**Text shown**

IT IS TIME TO FORM A YORUBA NATION
Unless we want to deceive ourselves or we genuinely fail to see reality then we must accept that the voters that went to the polls last week to decide who should be governors did not only elect their governors. They also used their thumbprint and ballot papers to draw a map that clearly states that the time has come to form a Yoruba nation. Those voters expressed their wishes in a legal and sophisticated manner, so their leaders too, if worthy of leading such people, must execute the expressed wishes in a legal and sophisticated way and therein lies the challenge. They need to, within the respect of the laws and within the borders of a federal Nigeria, form a Yoruba nation that I recommend should be cosmopolitan and progressive.
For those who wonder what is a nation? Let us reply with Renan and explain that a nation is a soul, a spiritual principle. Two things, which in truth are but one constitutes this soul or spiritual principle. One lies in the past, one in the present. One is the possession in common of a rich legacy of memories; the other is present-day consent, the desire to live together, the will to perpetuate the value of the heritage that one has received in an undivided form.

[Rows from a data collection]
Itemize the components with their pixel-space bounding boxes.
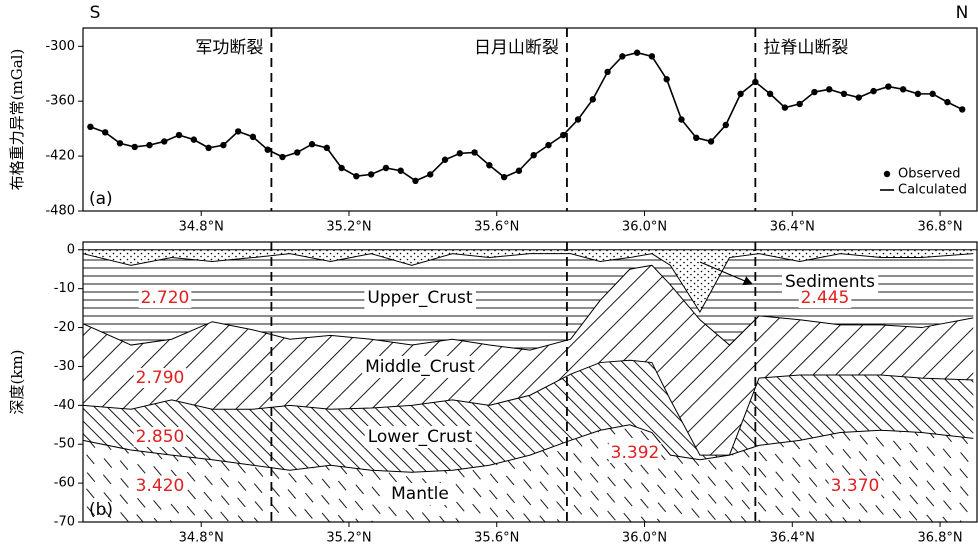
panel-label: (b) <box>89 500 113 520</box>
layer-label: Lower_Crust <box>368 427 473 447</box>
y-tick-label: -60 <box>54 476 75 491</box>
density-label: 2.445 <box>801 288 850 308</box>
y-tick-label: -420 <box>45 149 75 164</box>
x-tick-label: 35.2°N <box>326 531 371 546</box>
y-tick-label: -480 <box>45 204 75 219</box>
x-tick-label: 36.8°N <box>917 531 962 546</box>
x-tick-label: 34.8°N <box>179 531 224 546</box>
y-tick-label: -40 <box>54 398 75 413</box>
legend-label: Calculated <box>898 183 967 198</box>
density-label: 2.790 <box>136 368 185 388</box>
y-tick-label: -70 <box>54 515 75 530</box>
density-label: 3.420 <box>136 476 185 496</box>
x-tick-label: 35.6°N <box>474 531 519 546</box>
y-tick-label: -20 <box>54 320 75 335</box>
fault-label: 军功断裂 <box>195 38 263 58</box>
y-axis-label: 深度(km) <box>8 349 26 414</box>
density-label: 3.392 <box>611 443 660 463</box>
layer-label: Upper_Crust <box>367 288 472 308</box>
figure: ObservedCalculatedSN军功断裂日月山断裂拉脊山断裂-300-3… <box>0 0 978 546</box>
x-tick-label: 36.0°N <box>622 531 667 546</box>
layer-label: Mantle <box>391 484 449 504</box>
fault-label: 日月山断裂 <box>474 38 559 58</box>
calculated-line <box>90 53 962 181</box>
direction-label: S <box>90 3 101 23</box>
direction-label: N <box>956 3 969 23</box>
y-tick-label: -10 <box>54 281 75 296</box>
fault-label: 拉脊山断裂 <box>763 38 848 58</box>
x-tick-label: 35.2°N <box>326 220 371 235</box>
x-tick-label: 35.6°N <box>474 220 519 235</box>
y-tick-label: 0 <box>67 242 75 257</box>
x-tick-label: 36.8°N <box>917 220 962 235</box>
x-tick-label: 36.0°N <box>622 220 667 235</box>
layer-label: Middle_Crust <box>365 357 475 377</box>
density-label: 2.850 <box>136 427 185 447</box>
y-tick-label: -50 <box>54 437 75 452</box>
x-tick-label: 36.4°N <box>770 220 815 235</box>
legend-label: Observed <box>898 167 961 182</box>
density-label: 2.720 <box>141 288 190 308</box>
x-tick-label: 36.4°N <box>770 531 815 546</box>
panel-label: (a) <box>89 189 113 209</box>
y-tick-label: -30 <box>54 359 75 374</box>
y-tick-label: -360 <box>45 94 75 109</box>
y-axis-label: 布格重力异常(mGal) <box>8 49 26 191</box>
x-tick-label: 34.8°N <box>179 220 224 235</box>
y-tick-label: -300 <box>45 39 75 54</box>
density-label: 3.370 <box>831 476 880 496</box>
legend-dot <box>884 171 890 177</box>
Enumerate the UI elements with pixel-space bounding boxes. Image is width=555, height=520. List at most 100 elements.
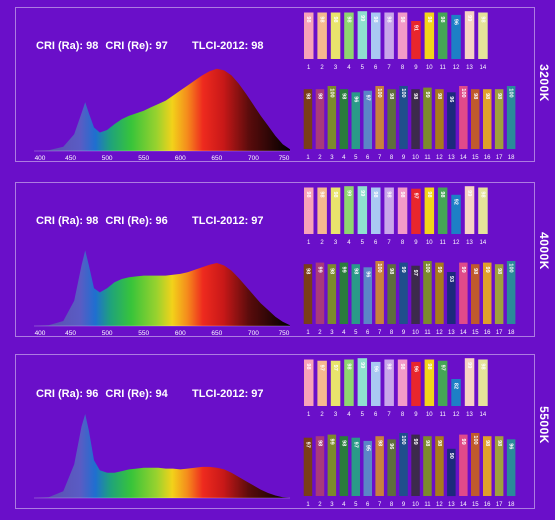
ra-bar — [411, 188, 421, 234]
re-category-label: 16 — [484, 502, 491, 508]
re-bar — [351, 437, 360, 496]
re-value-label: 98 — [305, 268, 311, 274]
re-category-label: 4 — [342, 155, 346, 161]
ra-category-label: 3 — [334, 65, 338, 71]
re-category-label: 8 — [390, 330, 394, 336]
ra-bar — [464, 186, 475, 234]
ra-value-label: 98 — [426, 363, 432, 369]
ra-value-label: 98 — [305, 16, 311, 22]
re-bar — [303, 437, 313, 496]
ra-category-label: 9 — [414, 240, 418, 246]
ra-value-label: 98 — [426, 16, 432, 22]
ra-bar — [330, 187, 341, 234]
ra-category-label: 10 — [426, 412, 433, 418]
re-category-label: 2 — [318, 502, 322, 508]
re-value-label: 98 — [340, 440, 346, 446]
ra-category-label: 4 — [347, 240, 351, 246]
ra-category-label: 7 — [387, 240, 391, 246]
spectrum-tick-label: 550 — [138, 155, 149, 162]
tlci-text: TLCI-2012: 97 — [192, 388, 264, 400]
re-category-label: 13 — [448, 155, 455, 161]
ra-value-label: 98 — [372, 191, 378, 197]
spectrum-tick-label: 650 — [211, 330, 222, 337]
re-bar — [459, 86, 468, 149]
ra-value-label: 98 — [399, 16, 405, 22]
re-bar — [399, 262, 408, 324]
re-category-label: 17 — [496, 155, 503, 161]
ra-value-label: 97 — [439, 365, 445, 371]
ra-bar — [344, 186, 354, 234]
ra-bar — [304, 187, 314, 234]
ra-category-label: 6 — [374, 412, 378, 418]
ra-category-label: 14 — [480, 412, 487, 418]
re-bar — [387, 439, 396, 496]
ra-bar — [451, 14, 461, 59]
cri-ra-text: CRI (Ra): 98 — [36, 215, 99, 227]
ra-bar — [478, 12, 488, 59]
re-category-label: 13 — [448, 502, 455, 508]
spectrum-chart: 400 450 500 550 600 650 700 750 — [34, 250, 290, 337]
re-bar — [411, 265, 420, 324]
ra-bar — [451, 379, 461, 406]
ra-bar — [424, 187, 435, 234]
re-bar — [483, 262, 492, 324]
ra-bar — [464, 358, 475, 406]
re-category-label: 1 — [306, 502, 310, 508]
re-value-label: 98 — [305, 93, 311, 99]
ra-category-label: 1 — [307, 65, 311, 71]
ra-category-label: 12 — [453, 240, 460, 246]
re-category-label: 13 — [448, 330, 455, 336]
re-value-label: 98 — [472, 268, 478, 274]
re-category-label: 12 — [436, 155, 443, 161]
ra-category-label: 9 — [414, 412, 418, 418]
re-bar — [447, 92, 456, 149]
re-bar — [327, 434, 337, 496]
cri-re-text: CRI (Re): 94 — [105, 388, 168, 400]
ra-category-label: 12 — [453, 412, 460, 418]
re-category-label: 6 — [366, 502, 370, 508]
panel-4000k: CRI (Ra): 98 CRI (Re): 96 TLCI-2012: 97 … — [15, 182, 535, 337]
re-category-label: 15 — [472, 155, 479, 161]
ra-value-label: 98 — [386, 363, 392, 369]
ra-bar — [451, 194, 461, 234]
re-category-label: 8 — [390, 502, 394, 508]
spectrum-tick-label: 600 — [175, 330, 186, 337]
re-value-label: 99 — [460, 267, 466, 273]
re-bar — [506, 439, 516, 496]
re-category-label: 1 — [306, 155, 310, 161]
re-category-label: 2 — [318, 330, 322, 336]
ra-bar — [437, 187, 448, 234]
re-category-label: 12 — [436, 330, 443, 336]
re-category-label: 10 — [412, 155, 419, 161]
spectrum-tick-label: 700 — [248, 155, 259, 162]
re-value-label: 98 — [316, 93, 322, 99]
ra-value-label: 99 — [359, 362, 365, 368]
ra-bar — [397, 187, 408, 234]
re-value-label: 99 — [328, 439, 334, 445]
ra-category-label: 8 — [401, 240, 405, 246]
ra-bar — [371, 361, 381, 406]
re-value-label: 98 — [484, 93, 490, 99]
ra-value-label: 99 — [359, 15, 365, 21]
re-category-label: 9 — [402, 502, 406, 508]
re-category-label: 6 — [366, 155, 370, 161]
re-bar — [411, 89, 420, 149]
ra-value-label: 82 — [453, 383, 459, 389]
spectrum-tick-label: 450 — [65, 155, 76, 162]
ra-category-label: 8 — [401, 65, 405, 71]
ra-value-label: 99 — [466, 362, 472, 368]
ra-value-label: 98 — [305, 363, 311, 369]
spectrum-tick-label: 500 — [102, 330, 113, 337]
re-value-label: 99 — [436, 267, 442, 273]
re-value-label: 99 — [484, 267, 490, 273]
ra-bar — [397, 359, 408, 406]
stats-row: CRI (Ra): 98 CRI (Re): 96 TLCI-2012: 97 — [36, 215, 264, 227]
re-value-label: 98 — [388, 93, 394, 99]
ra-category-label: 2 — [320, 412, 324, 418]
re-bar — [447, 272, 456, 324]
re-category-label: 11 — [424, 502, 431, 508]
ra-category-label: 13 — [466, 412, 473, 418]
re-value-label: 99 — [400, 267, 406, 273]
ra-bar — [317, 187, 327, 234]
re-category-label: 14 — [460, 330, 467, 336]
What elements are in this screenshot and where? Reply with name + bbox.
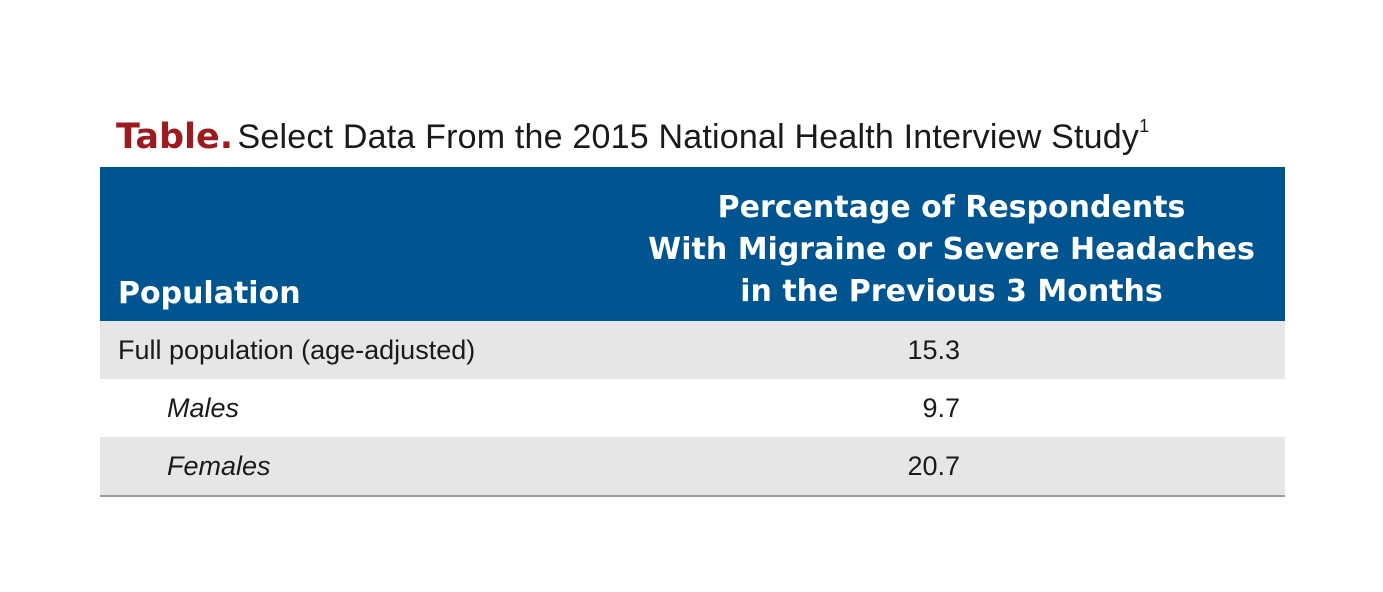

**Required tasks**
(a) Answer these questions using the text about a Yoruba nation:
(i) What did voters go to the polls last week to decide?
(ii) Whose explanation does the author use to say what a nation is?
(iii) Which two qualities does the author recommend for the Yoruba nation?
(b) In the text about a Yoruba nation, find the sentence beginning "One is the possession in common." List every description that sentence gives of the two things that constitute a nation's soul.

**Results for the exercise**
(a)
(i) Who should be governors.
(ii) Renan's.
(iii) Cosmopolitan and progressive.

(b)
- the possession in common of a rich legacy of memories
- present-day consent
- the desire to live together
- the will to perpetuate the value of the heritage that one has received in an undivided form